TASK REQUIREMENTS: Work through the data line by line, gathering every line that has the word "lyricstraining".

MATERIAL:
★ ★ ★ ★ ★ ★ ★
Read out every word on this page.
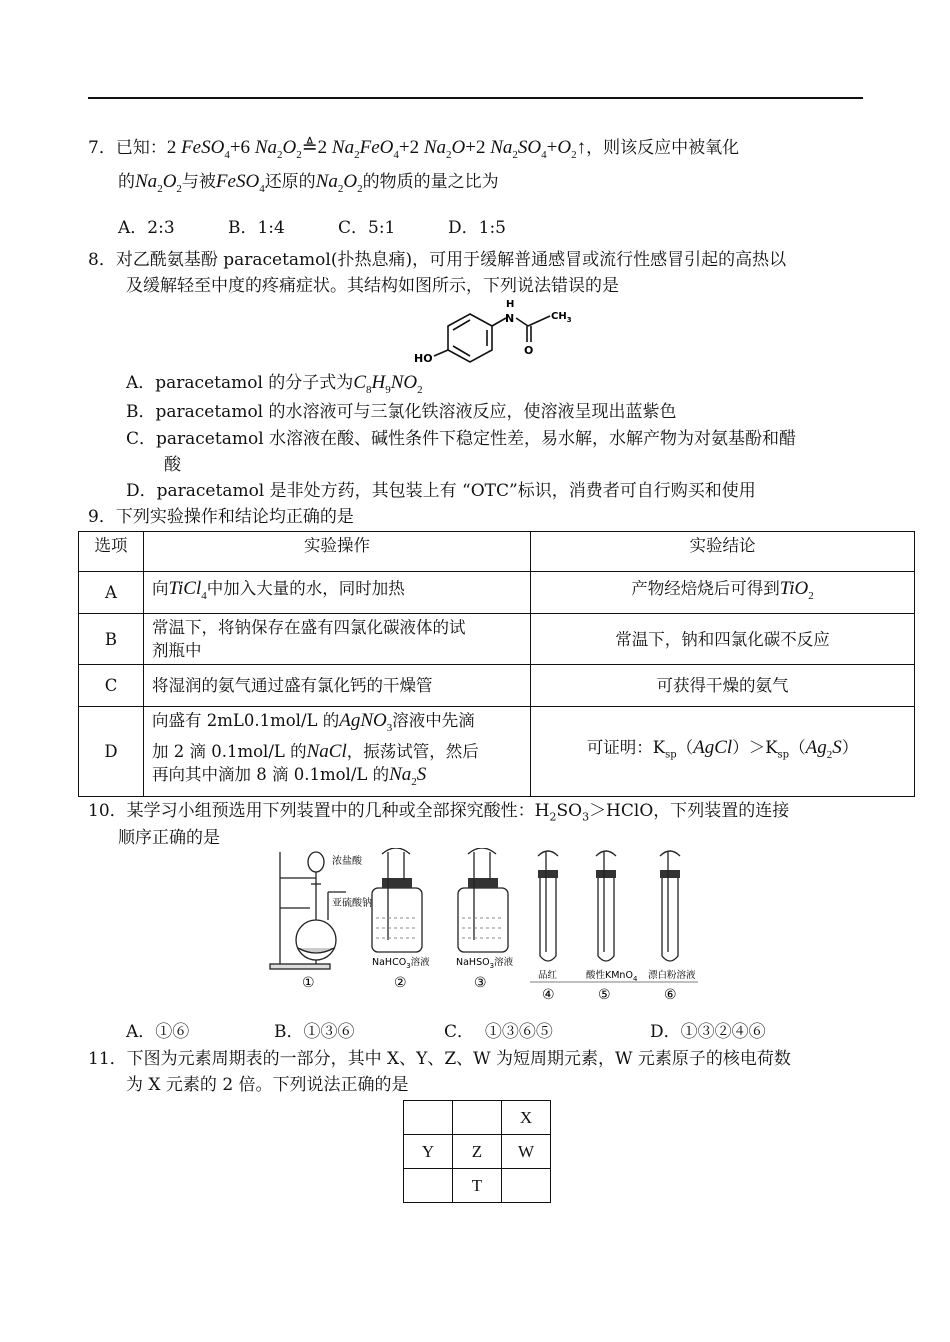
7．已知：2 FeSO$_4$+6 $Na_2O_2≜2$ $Na_2FeO_4+2$ $Na_2O+2$ $Na_2SO_4+O_2↑$，则该反应中被氧化
的$Na_2O_2$与被FeSO$_4$还原的$Na_2O_2$的物质的量之比为
A．2:3	B．1:4	C．5:1	D．1:5
8．对乙酰氨基酚 paracetamol(扑热息痛)，可用于缓解普通感冒或流行性感冒引起的高热以
及缓解轻至中度的疼痛症状。其结构如图所示，下列说法错误的是
H
N	$CH_3$
O
HO
A．paracetamol 的分子式为$C_8H_9NO_2$
B．paracetamol 的水溶液可与三氯化铁溶液反应，使溶液呈现出蓝紫色
C．paracetamol 水溶液在酸、碱性条件下稳定性差，易水解，水解产物为对氨基酚和醋
酸
D．paracetamol 是非处方药，其包装上有 “OTC”标识，消费者可自行购买和使用
9．下列实验操作和结论均正确的是
选项	实验操作	实验结论
A	向TiCl$_4$中加入大量的水，同时加热	产物经焙烧后可得到TiO$_2$
B	常温下，将钠保存在盛有四氯化碳液体的试
剂瓶中	常温下，钠和四氯化碳不反应
C	将湿润的氨气通过盛有氯化钙的干燥管	可获得干燥的氨气
D	向盛有 2mL0.1mol/L 的AgNO$_3$溶液中先滴
加 2 滴 0.1mol/L 的NaCl，振荡试管，然后
再向其中滴加 8 滴 0.1mol/L 的$Na_2S$	可证明：$K_{sp}(AgCl)>K_{sp}(Ag_2S)$
10．某学习小组预选用下列装置中的几种或全部探究酸性：$H_2SO_3>HClO$，下列装置的连接
顺序正确的是
浓盐酸
亚硫酸钠
NaHCO$_3$溶液	NaHSO$_3$溶液
品红	酸性KMnO$_4$ 漂白粉溶液
①	②	③
④	⑤	⑥
A．①⑥	B．①③⑥	C．  ①③⑥⑤	D．①③②④⑥
11．下图为元素周期表的一部分，其中 X、Y、Z、W 为短周期元素，W 元素原子的核电荷数
为 X 元素的 2 倍。下列说法正确的是
		X
Y	Z	W
	T	
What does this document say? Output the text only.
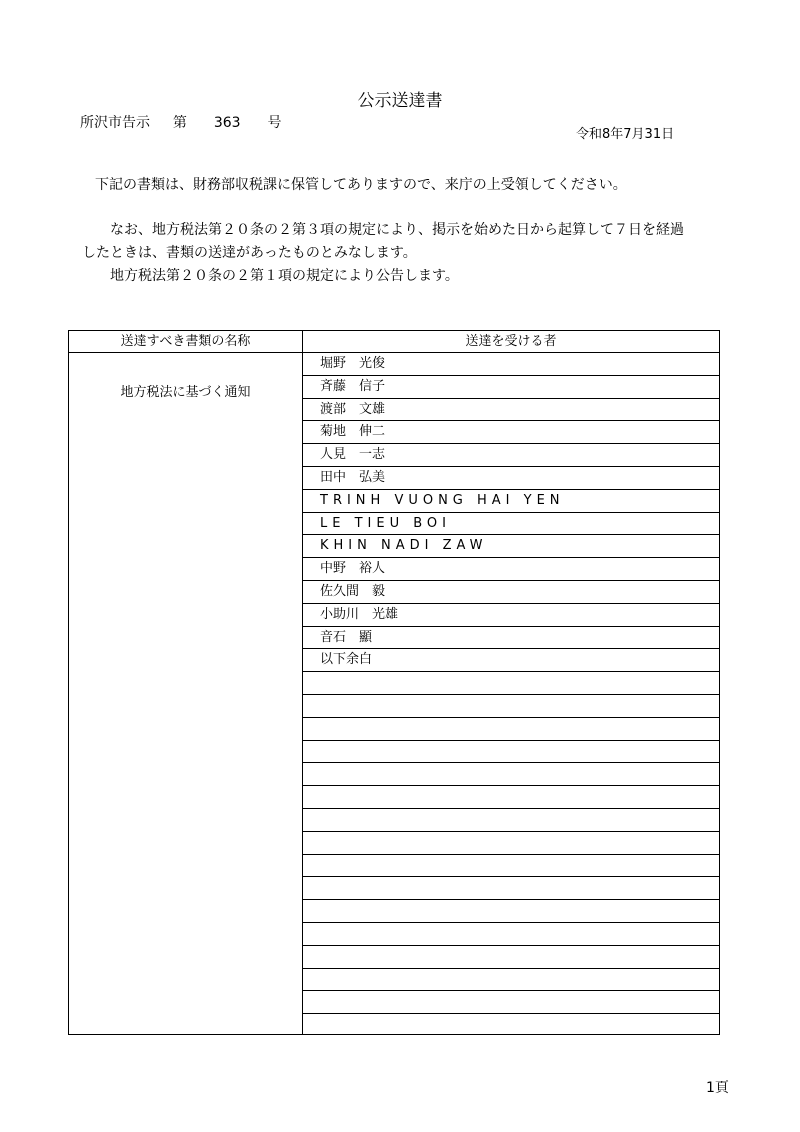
公示送達書
所沢市告示 第 363 号
令和8年7月31日
下記の書類は、財務部収税課に保管してありますので、来庁の上受領してください。
なお、地方税法第２０条の２第３項の規定により、掲示を始めた日から起算して７日を経過
したときは、書類の送達があったものとみなします。
地方税法第２０条の２第１項の規定により公告します。
送達すべき書類の名称	送達を受ける者
地方税法に基づく通知
堀野　光俊
斉藤　信子
渡部　文雄
菊地　伸二
人見　一志
田中　弘美
TRINH VUONG HAI YEN
LE TIEU BOI
KHIN NADI ZAW
中野　裕人
佐久間　毅
小助川　光雄
音石　顯
以下余白
1頁
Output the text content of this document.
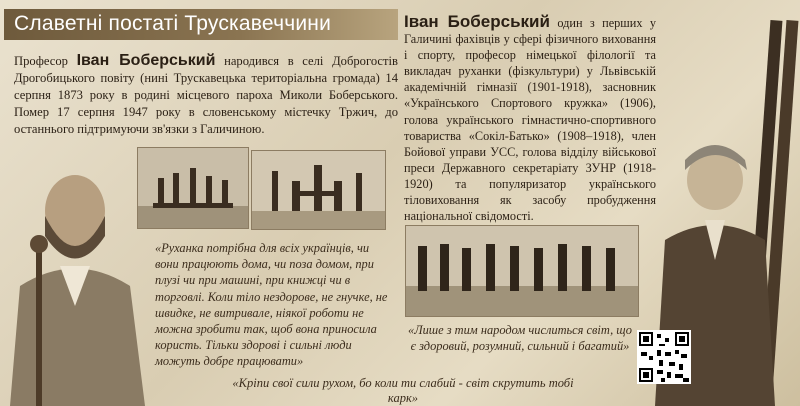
Славетні постаті Трускавеччини
Професор Іван Боберський народився в селі Доброгостів Дрогобицького повіту (нині Трускавецька територіальна громада) 14 серпня 1873 року в родині місцевого пароха Миколи Боберського. Помер 17 серпня 1947 року в словенському містечку Тржич, до останнього підтримуючи зв'язки з Галичиною.
Іван Боберський один з перших у Галичині фахівців у сфері фізичного виховання і спорту, професор німецької філології та викладач руханки (фізкультури) у Львівській академічній гімназії (1901-1918), засновник «Українського Спортового кружка» (1906), голова українського гімнастично-спортивного товариства «Сокіл-Батько» (1908–1918), член Бойової управи УСС, голова відділу військової преси Державного секретаріату ЗУНР (1918-1920) та популяризатор українського тіловиховання як засобу пробудження національної свідомості.
«Руханка потрібна для всіх українців, чи вони працюють дома, чи поза домом, при плузі чи при машині, при книжці чи в торговлі. Коли тіло нездорове, не гнучке, не швидке, не витривале, ніякої роботи не можна зробити так, щоб вона приносила користь. Тільки здорові і сильні люди можуть добре працювати»
«Лише з тим народом числиться світ, що є здоровий, розумний, сильний і багатий»
«Кріпи свої сили рухом, бо коли ти слабий - світ скрутить тобі карк»
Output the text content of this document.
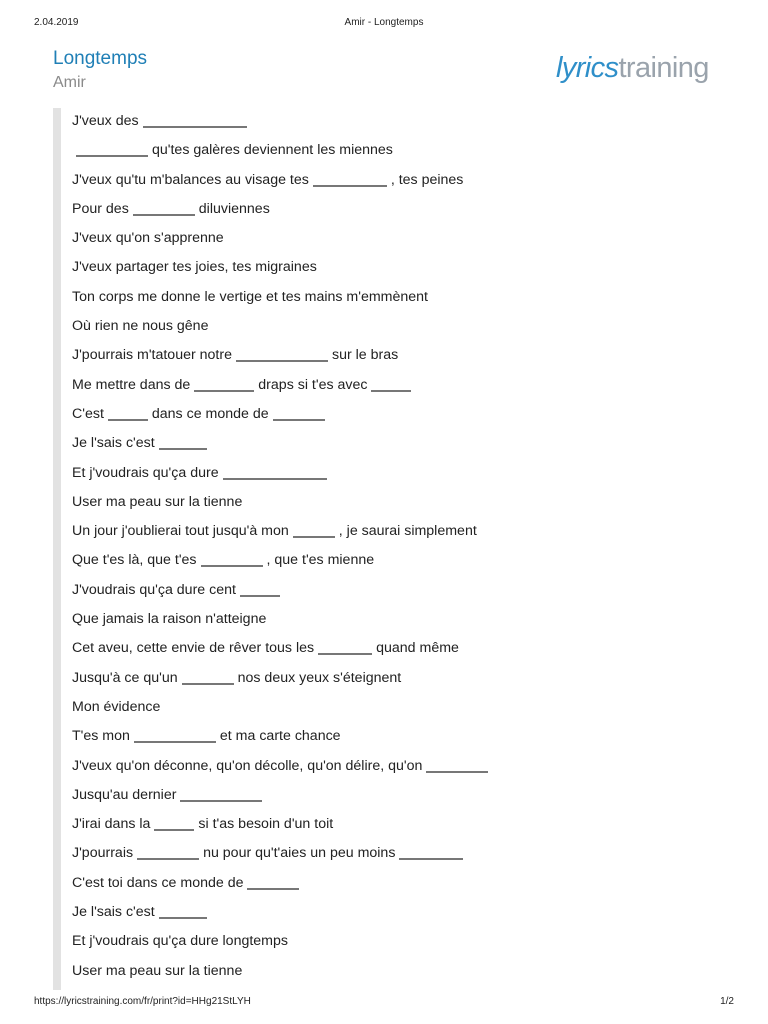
2.04.2019	Amir - Longtemps
Longtemps
Amir	lyricstraining
J'veux des
qu'tes galères deviennent les miennes
J'veux qu'tu m'balances au visage tes	, tes peines
Pour des	diluviennes
J'veux qu'on s'apprenne
J'veux partager tes joies, tes migraines
Ton corps me donne le vertige et tes mains m'emmènent
Où rien ne nous gêne
J'pourrais m'tatouer notre	sur le bras
Me mettre dans de	draps si t'es avec
C'est	dans ce monde de
Je l'sais c'est
Et j'voudrais qu'ça dure
User ma peau sur la tienne
Un jour j'oublierai tout jusqu'à mon	, je saurai simplement
Que t'es là, que t'es	, que t'es mienne
J'voudrais qu'ça dure cent
Que jamais la raison n'atteigne
Cet aveu, cette envie de rêver tous les	quand même
Jusqu'à ce qu'un	nos deux yeux s'éteignent
Mon évidence
T'es mon	et ma carte chance
J'veux qu'on déconne, qu'on décolle, qu'on délire, qu'on
Jusqu'au dernier
J'irai dans la	si t'as besoin d'un toit
J'pourrais	nu pour qu't'aies un peu moins
C'est toi dans ce monde de
Je l'sais c'est
Et j'voudrais qu'ça dure longtemps
User ma peau sur la tienne
https://lyricstraining.com/fr/print?id=HHg21StLYH	1/2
★ ★ ★ ★ ★ ★ ★
FULL ANSWER:
Amir	lyricstraining
https://lyricstraining.com/fr/print?id=HHg21StLYH	1/2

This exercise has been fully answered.